Records shown

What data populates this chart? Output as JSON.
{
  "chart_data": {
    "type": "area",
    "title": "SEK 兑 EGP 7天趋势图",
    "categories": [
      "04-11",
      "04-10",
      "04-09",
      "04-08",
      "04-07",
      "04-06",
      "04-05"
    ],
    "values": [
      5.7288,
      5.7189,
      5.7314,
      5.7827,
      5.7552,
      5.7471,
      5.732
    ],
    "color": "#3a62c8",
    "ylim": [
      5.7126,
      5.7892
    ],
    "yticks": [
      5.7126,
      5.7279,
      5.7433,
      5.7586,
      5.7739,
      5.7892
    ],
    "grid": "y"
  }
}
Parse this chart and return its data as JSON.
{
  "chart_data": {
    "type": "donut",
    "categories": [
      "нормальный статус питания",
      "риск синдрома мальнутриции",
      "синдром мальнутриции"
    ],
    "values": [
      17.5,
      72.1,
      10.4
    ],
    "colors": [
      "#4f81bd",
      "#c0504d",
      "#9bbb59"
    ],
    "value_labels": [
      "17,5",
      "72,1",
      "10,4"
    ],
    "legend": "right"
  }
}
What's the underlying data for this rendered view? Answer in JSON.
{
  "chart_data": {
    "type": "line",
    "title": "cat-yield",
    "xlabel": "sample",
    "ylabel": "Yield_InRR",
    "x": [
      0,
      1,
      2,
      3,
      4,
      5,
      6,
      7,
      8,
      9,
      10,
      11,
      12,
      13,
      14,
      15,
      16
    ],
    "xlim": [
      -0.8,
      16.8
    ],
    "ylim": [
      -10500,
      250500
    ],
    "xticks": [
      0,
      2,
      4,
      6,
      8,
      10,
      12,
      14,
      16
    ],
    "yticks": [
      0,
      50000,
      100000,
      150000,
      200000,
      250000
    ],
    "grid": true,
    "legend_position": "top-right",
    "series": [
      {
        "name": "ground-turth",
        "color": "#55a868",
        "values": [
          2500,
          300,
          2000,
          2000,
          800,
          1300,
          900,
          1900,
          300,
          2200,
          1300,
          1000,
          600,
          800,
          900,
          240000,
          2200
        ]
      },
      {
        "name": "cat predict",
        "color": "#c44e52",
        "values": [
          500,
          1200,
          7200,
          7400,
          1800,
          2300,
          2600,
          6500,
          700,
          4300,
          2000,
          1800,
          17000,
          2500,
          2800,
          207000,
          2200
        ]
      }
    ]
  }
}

Brief
Find each line with the string "title" and copy it out.

The completed task
    "title": "SEK 兑 EGP 7天趋势图",
    "title": "cat-yield",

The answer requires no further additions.